Source records
- - - - -

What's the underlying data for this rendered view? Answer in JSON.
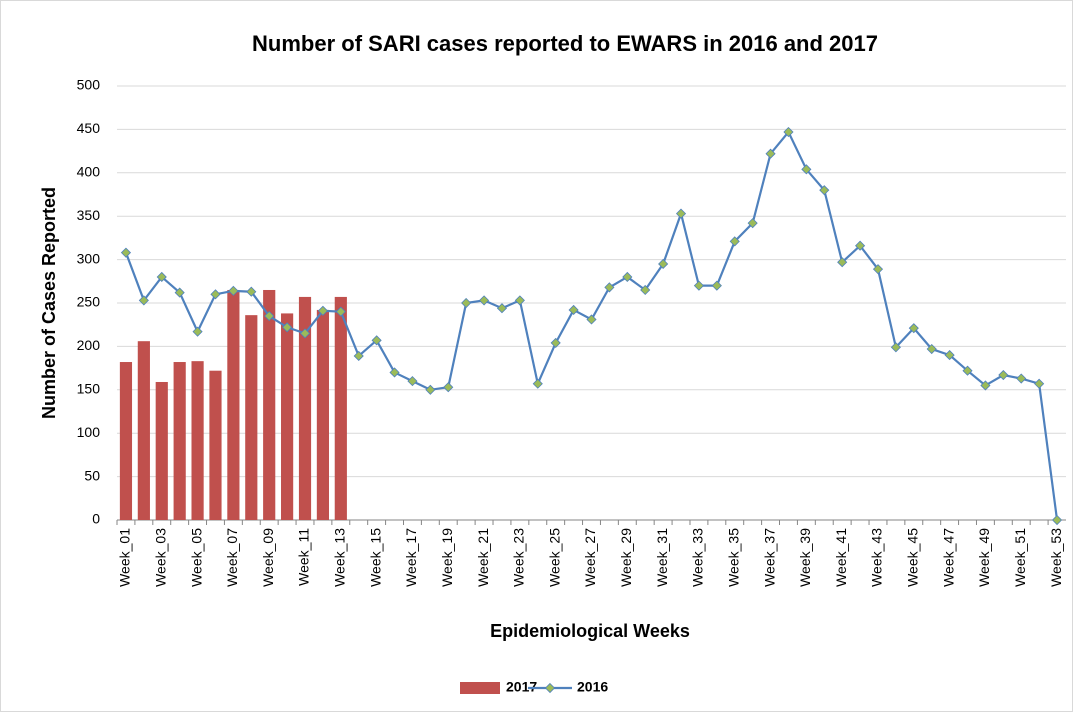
{
  "chart_data": {
    "type": "combo",
    "title": "Number of SARI cases reported to EWARS in 2016 and 2017",
    "xlabel": "Epidemiological Weeks",
    "ylabel": "Number of Cases Reported",
    "categories": [
      "Week_01",
      null,
      "Week_03",
      null,
      "Week_05",
      null,
      "Week_07",
      null,
      "Week_09",
      null,
      "Week_11",
      null,
      "Week_13",
      null,
      "Week_15",
      null,
      "Week_17",
      null,
      "Week_19",
      null,
      "Week_21",
      null,
      "Week_23",
      null,
      "Week_25",
      null,
      "Week_27",
      null,
      "Week_29",
      null,
      "Week_31",
      null,
      "Week_33",
      null,
      "Week_35",
      null,
      "Week_37",
      null,
      "Week_39",
      null,
      "Week_41",
      null,
      "Week_43",
      null,
      "Week_45",
      null,
      "Week_47",
      null,
      "Week_49",
      null,
      "Week_51",
      null,
      "Week_53"
    ],
    "series": [
      {
        "name": "2017",
        "type": "bar",
        "color": "#c0504d",
        "values": [
          182,
          206,
          159,
          182,
          183,
          172,
          265,
          236,
          265,
          238,
          257,
          242,
          257,
          null,
          null,
          null,
          null,
          null,
          null,
          null,
          null,
          null,
          null,
          null,
          null,
          null,
          null,
          null,
          null,
          null,
          null,
          null,
          null,
          null,
          null,
          null,
          null,
          null,
          null,
          null,
          null,
          null,
          null,
          null,
          null,
          null,
          null,
          null,
          null,
          null,
          null,
          null,
          null
        ]
      },
      {
        "name": "2016",
        "type": "line",
        "color": "#4f81bd",
        "marker_color": "#9bbb59",
        "values": [
          308,
          253,
          280,
          262,
          217,
          260,
          264,
          263,
          235,
          222,
          215,
          241,
          240,
          189,
          207,
          170,
          160,
          150,
          153,
          250,
          253,
          244,
          253,
          157,
          204,
          242,
          231,
          268,
          280,
          265,
          295,
          353,
          270,
          270,
          321,
          342,
          422,
          447,
          404,
          380,
          297,
          316,
          289,
          199,
          221,
          197,
          190,
          172,
          155,
          167,
          163,
          157,
          0
        ]
      }
    ],
    "ylim": [
      0,
      500
    ],
    "yticks": [
      0,
      50,
      100,
      150,
      200,
      250,
      300,
      350,
      400,
      450,
      500
    ],
    "grid": true,
    "legend": "bottom"
  }
}
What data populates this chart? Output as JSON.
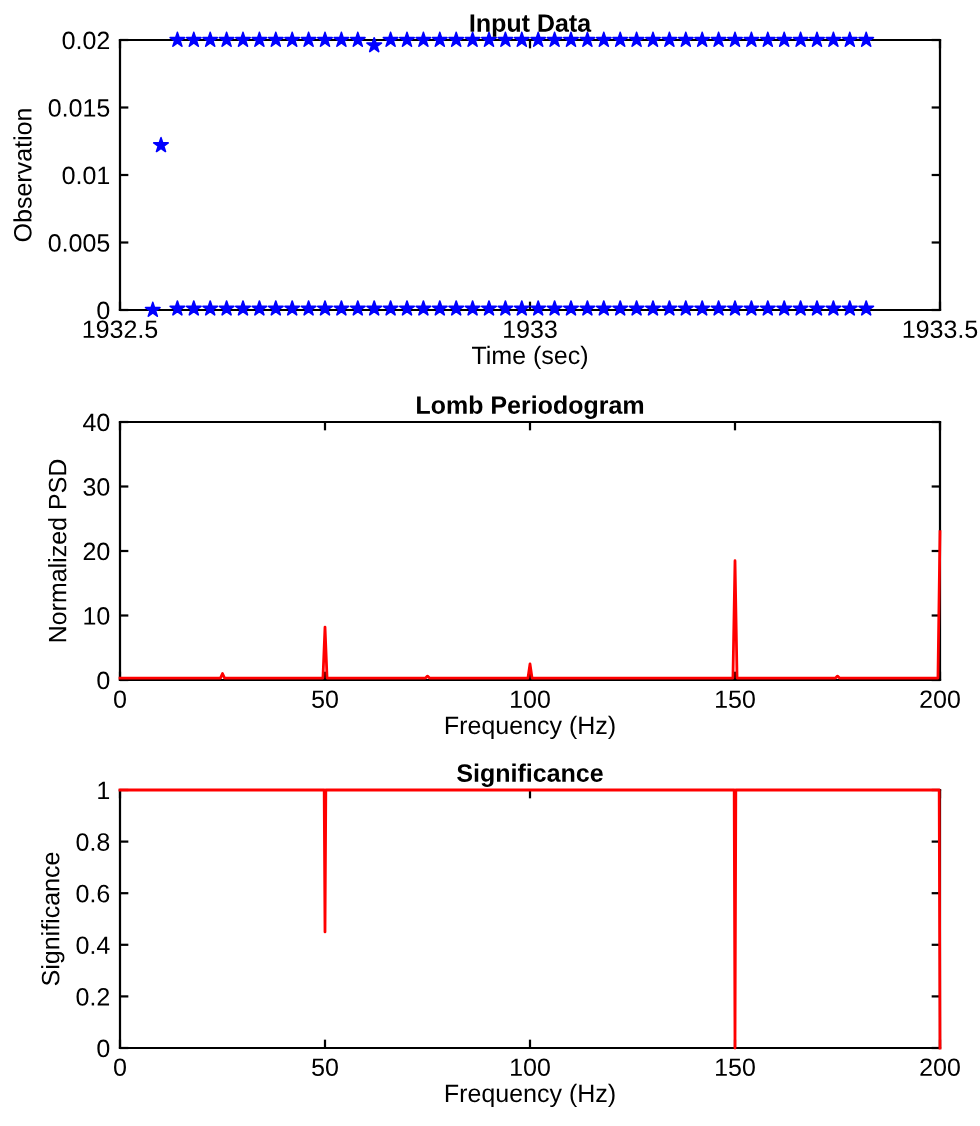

- - - - -

— Task to complete —
Copy out the entries verbatim and leave the images out.

— Exercise response —
What's the underlying data for this rendered view? Answer in JSON.
{
  "chart_data": {
    "type": "combo",
    "title": "Number of SARI cases reported to EWARS in 2016 and 2017",
    "xlabel": "Epidemiological Weeks",
    "ylabel": "Number of Cases Reported",
    "categories": [
      "Week_01",
      null,
      "Week_03",
      null,
      "Week_05",
      null,
      "Week_07",
      null,
      "Week_09",
      null,
      "Week_11",
      null,
      "Week_13",
      null,
      "Week_15",
      null,
      "Week_17",
      null,
      "Week_19",
      null,
      "Week_21",
      null,
      "Week_23",
      null,
      "Week_25",
      null,
      "Week_27",
      null,
      "Week_29",
      null,
      "Week_31",
      null,
      "Week_33",
      null,
      "Week_35",
      null,
      "Week_37",
      null,
      "Week_39",
      null,
      "Week_41",
      null,
      "Week_43",
      null,
      "Week_45",
      null,
      "Week_47",
      null,
      "Week_49",
      null,
      "Week_51",
      null,
      "Week_53"
    ],
    "series": [
      {
        "name": "2017",
        "type": "bar",
        "color": "#c0504d",
        "values": [
          182,
          206,
          159,
          182,
          183,
          172,
          265,
          236,
          265,
          238,
          257,
          242,
          257,
          null,
          null,
          null,
          null,
          null,
          null,
          null,
          null,
          null,
          null,
          null,
          null,
          null,
          null,
          null,
          null,
          null,
          null,
          null,
          null,
          null,
          null,
          null,
          null,
          null,
          null,
          null,
          null,
          null,
          null,
          null,
          null,
          null,
          null,
          null,
          null,
          null,
          null,
          null,
          null
        ]
      },
      {
        "name": "2016",
        "type": "line",
        "color": "#4f81bd",
        "marker_color": "#9bbb59",
        "values": [
          308,
          253,
          280,
          262,
          217,
          260,
          264,
          263,
          235,
          222,
          215,
          241,
          240,
          189,
          207,
          170,
          160,
          150,
          153,
          250,
          253,
          244,
          253,
          157,
          204,
          242,
          231,
          268,
          280,
          265,
          295,
          353,
          270,
          270,
          321,
          342,
          422,
          447,
          404,
          380,
          297,
          316,
          289,
          199,
          221,
          197,
          190,
          172,
          155,
          167,
          163,
          157,
          0
        ]
      }
    ],
    "ylim": [
      0,
      500
    ],
    "yticks": [
      0,
      50,
      100,
      150,
      200,
      250,
      300,
      350,
      400,
      450,
      500
    ],
    "grid": true,
    "legend": "bottom"
  }
}
What data populates this chart? Output as JSON.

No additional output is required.